[Entries with figure data]

+--

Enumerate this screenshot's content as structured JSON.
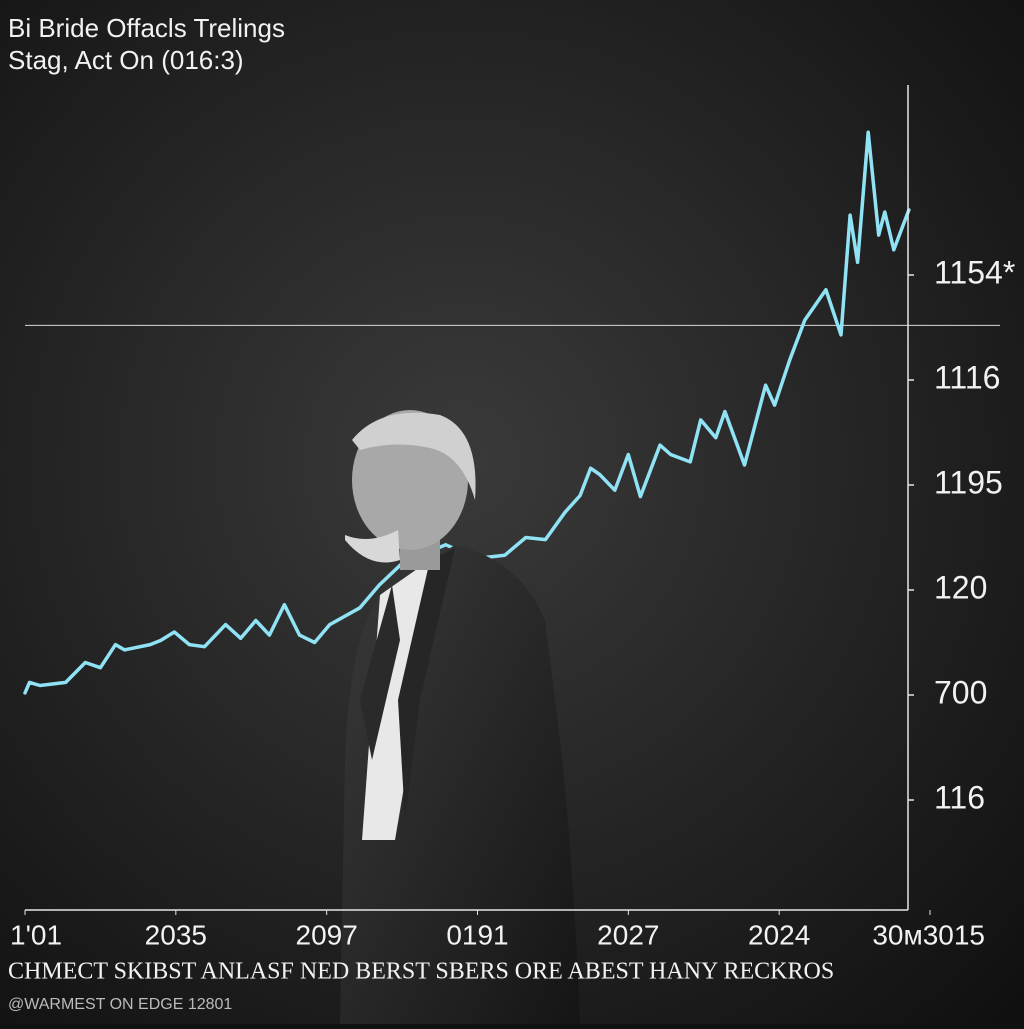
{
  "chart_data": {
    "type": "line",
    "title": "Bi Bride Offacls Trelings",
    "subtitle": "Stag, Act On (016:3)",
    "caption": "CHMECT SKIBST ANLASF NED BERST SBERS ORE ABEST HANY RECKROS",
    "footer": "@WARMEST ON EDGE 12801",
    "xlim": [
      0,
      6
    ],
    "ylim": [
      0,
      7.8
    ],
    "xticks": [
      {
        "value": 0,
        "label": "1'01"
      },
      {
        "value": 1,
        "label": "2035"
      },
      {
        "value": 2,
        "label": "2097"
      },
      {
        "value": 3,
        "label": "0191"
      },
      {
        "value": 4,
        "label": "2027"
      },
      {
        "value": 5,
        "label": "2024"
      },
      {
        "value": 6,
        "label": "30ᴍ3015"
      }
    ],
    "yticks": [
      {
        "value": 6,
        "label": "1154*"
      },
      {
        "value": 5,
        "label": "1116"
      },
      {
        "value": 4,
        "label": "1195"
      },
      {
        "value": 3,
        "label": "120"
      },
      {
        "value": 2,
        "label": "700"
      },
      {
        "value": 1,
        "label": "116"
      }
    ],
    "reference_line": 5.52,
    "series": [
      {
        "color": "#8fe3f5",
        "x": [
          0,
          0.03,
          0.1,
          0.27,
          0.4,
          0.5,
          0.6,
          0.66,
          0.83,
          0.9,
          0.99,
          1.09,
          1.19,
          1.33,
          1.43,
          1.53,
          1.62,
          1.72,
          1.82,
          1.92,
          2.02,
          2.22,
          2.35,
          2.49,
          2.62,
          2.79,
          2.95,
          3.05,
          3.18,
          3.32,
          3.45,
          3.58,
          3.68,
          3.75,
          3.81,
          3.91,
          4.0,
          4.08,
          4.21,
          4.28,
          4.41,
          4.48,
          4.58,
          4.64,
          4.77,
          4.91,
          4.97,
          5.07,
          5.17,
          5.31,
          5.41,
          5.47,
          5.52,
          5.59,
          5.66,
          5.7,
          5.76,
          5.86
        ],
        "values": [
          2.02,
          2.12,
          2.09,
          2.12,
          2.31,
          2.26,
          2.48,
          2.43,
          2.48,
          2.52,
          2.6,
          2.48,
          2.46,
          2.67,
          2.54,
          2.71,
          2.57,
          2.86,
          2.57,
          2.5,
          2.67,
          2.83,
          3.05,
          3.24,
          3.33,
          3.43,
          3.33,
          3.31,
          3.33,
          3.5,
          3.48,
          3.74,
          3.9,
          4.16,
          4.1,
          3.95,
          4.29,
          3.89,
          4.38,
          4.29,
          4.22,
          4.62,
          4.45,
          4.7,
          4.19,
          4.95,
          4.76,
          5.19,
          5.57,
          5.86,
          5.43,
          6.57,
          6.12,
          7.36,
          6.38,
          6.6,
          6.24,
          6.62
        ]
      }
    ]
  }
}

+--

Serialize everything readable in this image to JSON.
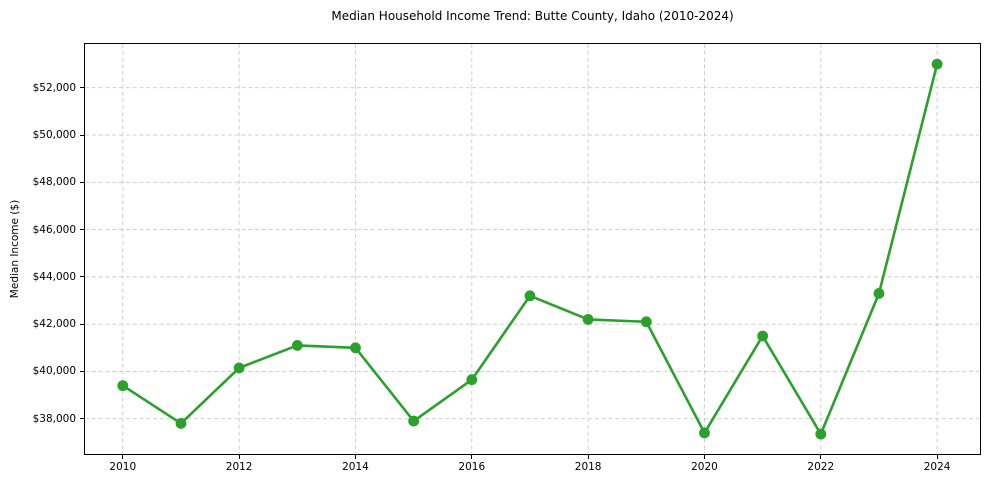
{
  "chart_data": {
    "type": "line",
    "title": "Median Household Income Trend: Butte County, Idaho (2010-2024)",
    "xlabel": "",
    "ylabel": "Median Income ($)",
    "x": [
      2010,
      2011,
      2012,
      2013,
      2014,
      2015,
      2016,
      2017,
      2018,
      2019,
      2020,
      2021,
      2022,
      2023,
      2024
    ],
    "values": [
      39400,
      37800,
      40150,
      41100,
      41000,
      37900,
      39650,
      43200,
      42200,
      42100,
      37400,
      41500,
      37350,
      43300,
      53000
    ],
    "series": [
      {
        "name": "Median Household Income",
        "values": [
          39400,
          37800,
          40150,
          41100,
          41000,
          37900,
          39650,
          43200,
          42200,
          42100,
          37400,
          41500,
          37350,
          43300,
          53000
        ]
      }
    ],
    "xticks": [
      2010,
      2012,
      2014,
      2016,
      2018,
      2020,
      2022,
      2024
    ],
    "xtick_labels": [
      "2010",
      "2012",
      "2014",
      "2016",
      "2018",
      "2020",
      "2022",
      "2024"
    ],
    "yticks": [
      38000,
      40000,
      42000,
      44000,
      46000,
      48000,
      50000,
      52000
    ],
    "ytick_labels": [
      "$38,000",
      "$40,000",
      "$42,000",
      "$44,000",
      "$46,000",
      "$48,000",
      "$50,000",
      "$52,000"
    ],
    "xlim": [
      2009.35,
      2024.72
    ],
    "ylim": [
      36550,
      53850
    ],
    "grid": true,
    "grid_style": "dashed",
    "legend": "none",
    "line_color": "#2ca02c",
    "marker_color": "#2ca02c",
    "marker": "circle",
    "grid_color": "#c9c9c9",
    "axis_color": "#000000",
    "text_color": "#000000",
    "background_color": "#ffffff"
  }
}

+--

* [Requirement]: Copy out each line of the data where the string "Income" appears.

* [Finished task]:
    "title": "Median Household Income Trend: Butte County, Idaho (2010-2024)",
    "ylabel": "Median Income ($)",
        "name": "Median Household Income",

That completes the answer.